----- Source records
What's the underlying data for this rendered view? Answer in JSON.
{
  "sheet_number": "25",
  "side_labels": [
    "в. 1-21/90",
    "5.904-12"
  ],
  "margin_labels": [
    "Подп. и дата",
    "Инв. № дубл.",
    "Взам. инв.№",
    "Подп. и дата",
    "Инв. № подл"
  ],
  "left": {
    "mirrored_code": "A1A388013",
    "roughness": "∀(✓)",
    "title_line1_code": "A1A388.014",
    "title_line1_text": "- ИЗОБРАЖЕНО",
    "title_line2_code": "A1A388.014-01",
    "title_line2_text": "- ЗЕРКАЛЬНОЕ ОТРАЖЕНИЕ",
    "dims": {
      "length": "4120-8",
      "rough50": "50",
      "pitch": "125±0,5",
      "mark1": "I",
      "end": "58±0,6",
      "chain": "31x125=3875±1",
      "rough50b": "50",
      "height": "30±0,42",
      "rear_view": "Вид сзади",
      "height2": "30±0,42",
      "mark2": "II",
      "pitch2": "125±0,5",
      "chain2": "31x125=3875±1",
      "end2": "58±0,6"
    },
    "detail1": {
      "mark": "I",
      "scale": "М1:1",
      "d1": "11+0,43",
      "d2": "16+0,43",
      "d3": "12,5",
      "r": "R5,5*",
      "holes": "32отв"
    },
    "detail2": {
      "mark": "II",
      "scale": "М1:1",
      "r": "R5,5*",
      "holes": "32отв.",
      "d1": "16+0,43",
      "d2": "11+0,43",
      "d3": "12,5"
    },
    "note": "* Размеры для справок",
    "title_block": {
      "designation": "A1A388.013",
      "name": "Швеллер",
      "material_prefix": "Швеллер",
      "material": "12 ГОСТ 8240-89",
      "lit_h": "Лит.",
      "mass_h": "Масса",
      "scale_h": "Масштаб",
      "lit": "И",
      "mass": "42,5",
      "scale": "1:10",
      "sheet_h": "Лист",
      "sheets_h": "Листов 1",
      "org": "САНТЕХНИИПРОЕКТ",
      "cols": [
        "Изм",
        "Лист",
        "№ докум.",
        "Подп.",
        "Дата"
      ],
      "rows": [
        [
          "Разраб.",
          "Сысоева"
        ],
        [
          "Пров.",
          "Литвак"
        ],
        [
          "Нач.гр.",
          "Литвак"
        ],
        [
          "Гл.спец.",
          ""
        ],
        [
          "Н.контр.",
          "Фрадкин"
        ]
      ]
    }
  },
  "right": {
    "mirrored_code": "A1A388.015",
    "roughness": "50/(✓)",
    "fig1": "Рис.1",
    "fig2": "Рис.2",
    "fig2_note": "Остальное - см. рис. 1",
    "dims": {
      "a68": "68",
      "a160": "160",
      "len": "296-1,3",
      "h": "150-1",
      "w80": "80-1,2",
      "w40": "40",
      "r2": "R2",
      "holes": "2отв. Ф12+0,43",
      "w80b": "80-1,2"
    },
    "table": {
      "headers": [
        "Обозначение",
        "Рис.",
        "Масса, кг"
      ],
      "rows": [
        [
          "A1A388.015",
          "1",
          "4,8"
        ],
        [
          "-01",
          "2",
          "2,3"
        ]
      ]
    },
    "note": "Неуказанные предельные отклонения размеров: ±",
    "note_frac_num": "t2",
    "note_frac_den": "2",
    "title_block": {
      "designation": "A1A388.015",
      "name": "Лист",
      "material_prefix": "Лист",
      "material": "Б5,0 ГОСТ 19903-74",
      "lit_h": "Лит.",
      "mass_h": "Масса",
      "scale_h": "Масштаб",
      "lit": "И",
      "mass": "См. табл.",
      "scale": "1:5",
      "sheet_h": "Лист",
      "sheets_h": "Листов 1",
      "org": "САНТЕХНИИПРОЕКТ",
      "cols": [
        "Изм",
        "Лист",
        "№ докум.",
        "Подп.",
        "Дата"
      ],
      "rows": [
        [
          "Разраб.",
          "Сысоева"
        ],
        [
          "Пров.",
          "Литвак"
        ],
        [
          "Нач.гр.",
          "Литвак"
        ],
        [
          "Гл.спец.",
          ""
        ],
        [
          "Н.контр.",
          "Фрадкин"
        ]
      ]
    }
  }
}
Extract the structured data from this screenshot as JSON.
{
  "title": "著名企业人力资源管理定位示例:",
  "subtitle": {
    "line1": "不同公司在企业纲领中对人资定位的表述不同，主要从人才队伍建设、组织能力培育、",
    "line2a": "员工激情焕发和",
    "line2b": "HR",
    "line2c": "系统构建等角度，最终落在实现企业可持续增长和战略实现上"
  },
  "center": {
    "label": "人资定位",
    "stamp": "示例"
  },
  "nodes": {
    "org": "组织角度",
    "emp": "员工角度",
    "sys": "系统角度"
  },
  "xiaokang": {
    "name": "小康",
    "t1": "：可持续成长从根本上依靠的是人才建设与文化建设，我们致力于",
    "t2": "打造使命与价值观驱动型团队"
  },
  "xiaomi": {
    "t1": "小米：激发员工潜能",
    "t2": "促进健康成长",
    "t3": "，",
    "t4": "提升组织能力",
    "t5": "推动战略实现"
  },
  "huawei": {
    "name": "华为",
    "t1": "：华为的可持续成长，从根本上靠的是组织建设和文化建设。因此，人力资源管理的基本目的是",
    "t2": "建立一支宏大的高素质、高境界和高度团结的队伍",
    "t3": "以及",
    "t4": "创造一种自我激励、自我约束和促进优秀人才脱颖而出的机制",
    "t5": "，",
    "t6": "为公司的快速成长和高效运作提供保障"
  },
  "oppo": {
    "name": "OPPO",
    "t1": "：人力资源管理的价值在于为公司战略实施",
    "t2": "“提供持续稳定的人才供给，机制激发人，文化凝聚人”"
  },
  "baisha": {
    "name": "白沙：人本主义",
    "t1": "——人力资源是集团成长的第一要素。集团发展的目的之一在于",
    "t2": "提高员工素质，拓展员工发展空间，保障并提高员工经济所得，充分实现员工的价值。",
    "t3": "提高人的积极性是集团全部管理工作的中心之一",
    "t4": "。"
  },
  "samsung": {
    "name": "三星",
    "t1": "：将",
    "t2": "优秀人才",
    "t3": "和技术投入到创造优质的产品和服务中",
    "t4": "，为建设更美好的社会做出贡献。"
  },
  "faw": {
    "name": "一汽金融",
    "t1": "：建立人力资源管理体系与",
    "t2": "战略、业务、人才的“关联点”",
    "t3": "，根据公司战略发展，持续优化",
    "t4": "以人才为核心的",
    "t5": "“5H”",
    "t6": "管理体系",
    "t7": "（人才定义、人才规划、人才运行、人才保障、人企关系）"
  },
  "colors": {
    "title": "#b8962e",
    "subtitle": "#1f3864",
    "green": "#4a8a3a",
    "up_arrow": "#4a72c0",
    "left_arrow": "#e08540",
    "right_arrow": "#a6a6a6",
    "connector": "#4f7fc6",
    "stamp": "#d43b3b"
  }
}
----------
Every line of the data above should be reproduced word for word.

Exercise solution
What's the underlying data for this rendered view? Answer in JSON.
{
  "sheet_number": "25",
  "side_labels": [
    "в. 1-21/90",
    "5.904-12"
  ],
  "margin_labels": [
    "Подп. и дата",
    "Инв. № дубл.",
    "Взам. инв.№",
    "Подп. и дата",
    "Инв. № подл"
  ],
  "left": {
    "mirrored_code": "A1A388013",
    "roughness": "∀(✓)",
    "title_line1_code": "A1A388.014",
    "title_line1_text": "- ИЗОБРАЖЕНО",
    "title_line2_code": "A1A388.014-01",
    "title_line2_text": "- ЗЕРКАЛЬНОЕ ОТРАЖЕНИЕ",
    "dims": {
      "length": "4120-8",
      "rough50": "50",
      "pitch": "125±0,5",
      "mark1": "I",
      "end": "58±0,6",
      "chain": "31x125=3875±1",
      "rough50b": "50",
      "height": "30±0,42",
      "rear_view": "Вид сзади",
      "height2": "30±0,42",
      "mark2": "II",
      "pitch2": "125±0,5",
      "chain2": "31x125=3875±1",
      "end2": "58±0,6"
    },
    "detail1": {
      "mark": "I",
      "scale": "М1:1",
      "d1": "11+0,43",
      "d2": "16+0,43",
      "d3": "12,5",
      "r": "R5,5*",
      "holes": "32отв"
    },
    "detail2": {
      "mark": "II",
      "scale": "М1:1",
      "r": "R5,5*",
      "holes": "32отв.",
      "d1": "16+0,43",
      "d2": "11+0,43",
      "d3": "12,5"
    },
    "note": "* Размеры для справок",
    "title_block": {
      "designation": "A1A388.013",
      "name": "Швеллер",
      "material_prefix": "Швеллер",
      "material": "12 ГОСТ 8240-89",
      "lit_h": "Лит.",
      "mass_h": "Масса",
      "scale_h": "Масштаб",
      "lit": "И",
      "mass": "42,5",
      "scale": "1:10",
      "sheet_h": "Лист",
      "sheets_h": "Листов 1",
      "org": "САНТЕХНИИПРОЕКТ",
      "cols": [
        "Изм",
        "Лист",
        "№ докум.",
        "Подп.",
        "Дата"
      ],
      "rows": [
        [
          "Разраб.",
          "Сысоева"
        ],
        [
          "Пров.",
          "Литвак"
        ],
        [
          "Нач.гр.",
          "Литвак"
        ],
        [
          "Гл.спец.",
          ""
        ],
        [
          "Н.контр.",
          "Фрадкин"
        ]
      ]
    }
  },
  "right": {
    "mirrored_code": "A1A388.015",
    "roughness": "50/(✓)",
    "fig1": "Рис.1",
    "fig2": "Рис.2",
    "fig2_note": "Остальное - см. рис. 1",
    "dims": {
      "a68": "68",
      "a160": "160",
      "len": "296-1,3",
      "h": "150-1",
      "w80": "80-1,2",
      "w40": "40",
      "r2": "R2",
      "holes": "2отв. Ф12+0,43",
      "w80b": "80-1,2"
    },
    "table": {
      "headers": [
        "Обозначение",
        "Рис.",
        "Масса, кг"
      ],
      "rows": [
        [
          "A1A388.015",
          "1",
          "4,8"
        ],
        [
          "-01",
          "2",
          "2,3"
        ]
      ]
    },
    "note": "Неуказанные предельные отклонения размеров: ±",
    "note_frac_num": "t2",
    "note_frac_den": "2",
    "title_block": {
      "designation": "A1A388.015",
      "name": "Лист",
      "material_prefix": "Лист",
      "material": "Б5,0 ГОСТ 19903-74",
      "lit_h": "Лит.",
      "mass_h": "Масса",
      "scale_h": "Масштаб",
      "lit": "И",
      "mass": "См. табл.",
      "scale": "1:5",
      "sheet_h": "Лист",
      "sheets_h": "Листов 1",
      "org": "САНТЕХНИИПРОЕКТ",
      "cols": [
        "Изм",
        "Лист",
        "№ докум.",
        "Подп.",
        "Дата"
      ],
      "rows": [
        [
          "Разраб.",
          "Сысоева"
        ],
        [
          "Пров.",
          "Литвак"
        ],
        [
          "Нач.гр.",
          "Литвак"
        ],
        [
          "Гл.спец.",
          ""
        ],
        [
          "Н.контр.",
          "Фрадкин"
        ]
      ]
    }
  }
}
Extract the structured data from this screenshot as JSON.
{
  "title": "著名企业人力资源管理定位示例:",
  "subtitle": {
    "line1": "不同公司在企业纲领中对人资定位的表述不同，主要从人才队伍建设、组织能力培育、",
    "line2a": "员工激情焕发和",
    "line2b": "HR",
    "line2c": "系统构建等角度，最终落在实现企业可持续增长和战略实现上"
  },
  "center": {
    "label": "人资定位",
    "stamp": "示例"
  },
  "nodes": {
    "org": "组织角度",
    "emp": "员工角度",
    "sys": "系统角度"
  },
  "xiaokang": {
    "name": "小康",
    "t1": "：可持续成长从根本上依靠的是人才建设与文化建设，我们致力于",
    "t2": "打造使命与价值观驱动型团队"
  },
  "xiaomi": {
    "t1": "小米：激发员工潜能",
    "t2": "促进健康成长",
    "t3": "，",
    "t4": "提升组织能力",
    "t5": "推动战略实现"
  },
  "huawei": {
    "name": "华为",
    "t1": "：华为的可持续成长，从根本上靠的是组织建设和文化建设。因此，人力资源管理的基本目的是",
    "t2": "建立一支宏大的高素质、高境界和高度团结的队伍",
    "t3": "以及",
    "t4": "创造一种自我激励、自我约束和促进优秀人才脱颖而出的机制",
    "t5": "，",
    "t6": "为公司的快速成长和高效运作提供保障"
  },
  "oppo": {
    "name": "OPPO",
    "t1": "：人力资源管理的价值在于为公司战略实施",
    "t2": "“提供持续稳定的人才供给，机制激发人，文化凝聚人”"
  },
  "baisha": {
    "name": "白沙：人本主义",
    "t1": "——人力资源是集团成长的第一要素。集团发展的目的之一在于",
    "t2": "提高员工素质，拓展员工发展空间，保障并提高员工经济所得，充分实现员工的价值。",
    "t3": "提高人的积极性是集团全部管理工作的中心之一",
    "t4": "。"
  },
  "samsung": {
    "name": "三星",
    "t1": "：将",
    "t2": "优秀人才",
    "t3": "和技术投入到创造优质的产品和服务中",
    "t4": "，为建设更美好的社会做出贡献。"
  },
  "faw": {
    "name": "一汽金融",
    "t1": "：建立人力资源管理体系与",
    "t2": "战略、业务、人才的“关联点”",
    "t3": "，根据公司战略发展，持续优化",
    "t4": "以人才为核心的",
    "t5": "“5H”",
    "t6": "管理体系",
    "t7": "（人才定义、人才规划、人才运行、人才保障、人企关系）"
  },
  "colors": {
    "title": "#b8962e",
    "subtitle": "#1f3864",
    "green": "#4a8a3a",
    "up_arrow": "#4a72c0",
    "left_arrow": "#e08540",
    "right_arrow": "#a6a6a6",
    "connector": "#4f7fc6",
    "stamp": "#d43b3b"
  }
}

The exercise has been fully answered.